--- Begin DATA SECTION ---

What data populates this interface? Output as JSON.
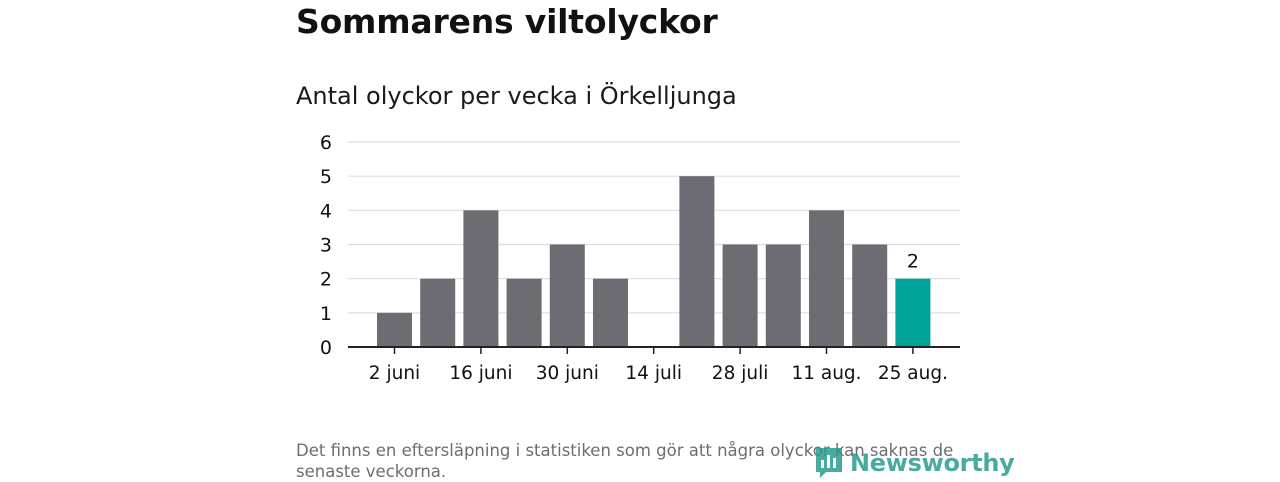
{
  "header": {
    "title": "Sommarens viltolyckor",
    "subtitle": "Antal olyckor per vecka i Örkelljunga"
  },
  "footer": {
    "note": "Det finns en eftersläpning i statistiken som gör att några olyckor kan saknas de senaste veckorna.",
    "logo_text": "Newsworthy"
  },
  "colors": {
    "bar": "#6d6c72",
    "highlight": "#00a398",
    "grid": "#dddddd",
    "axis": "#222222",
    "brand": "#2a9d8f"
  },
  "chart_data": {
    "type": "bar",
    "title": "Antal olyckor per vecka i Örkelljunga",
    "xlabel": "",
    "ylabel": "",
    "ylim": [
      0,
      6
    ],
    "yticks": [
      0,
      1,
      2,
      3,
      4,
      5,
      6
    ],
    "xtick_labels": [
      "2 juni",
      "16 juni",
      "30 juni",
      "14 juli",
      "28 juli",
      "11 aug.",
      "25 aug."
    ],
    "values": [
      1,
      2,
      4,
      2,
      3,
      2,
      0,
      5,
      3,
      3,
      4,
      3,
      2
    ],
    "highlight_index": 12,
    "highlight_label": "2",
    "grid": true
  }
}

--- End DATA SECTION ---

▶ [INSTRUCTIONS FOR THE TASK]
Copy every line above word for word and exclude the pictures.

▶ [WORKED ANSWER]
What data populates this interface? Output as JSON.
{
  "header": {
    "title": "Sommarens viltolyckor",
    "subtitle": "Antal olyckor per vecka i Örkelljunga"
  },
  "footer": {
    "note": "Det finns en eftersläpning i statistiken som gör att några olyckor kan saknas de senaste veckorna.",
    "logo_text": "Newsworthy"
  },
  "colors": {
    "bar": "#6d6c72",
    "highlight": "#00a398",
    "grid": "#dddddd",
    "axis": "#222222",
    "brand": "#2a9d8f"
  },
  "chart_data": {
    "type": "bar",
    "title": "Antal olyckor per vecka i Örkelljunga",
    "xlabel": "",
    "ylabel": "",
    "ylim": [
      0,
      6
    ],
    "yticks": [
      0,
      1,
      2,
      3,
      4,
      5,
      6
    ],
    "xtick_labels": [
      "2 juni",
      "16 juni",
      "30 juni",
      "14 juli",
      "28 juli",
      "11 aug.",
      "25 aug."
    ],
    "values": [
      1,
      2,
      4,
      2,
      3,
      2,
      0,
      5,
      3,
      3,
      4,
      3,
      2
    ],
    "highlight_index": 12,
    "highlight_label": "2",
    "grid": true
  }
}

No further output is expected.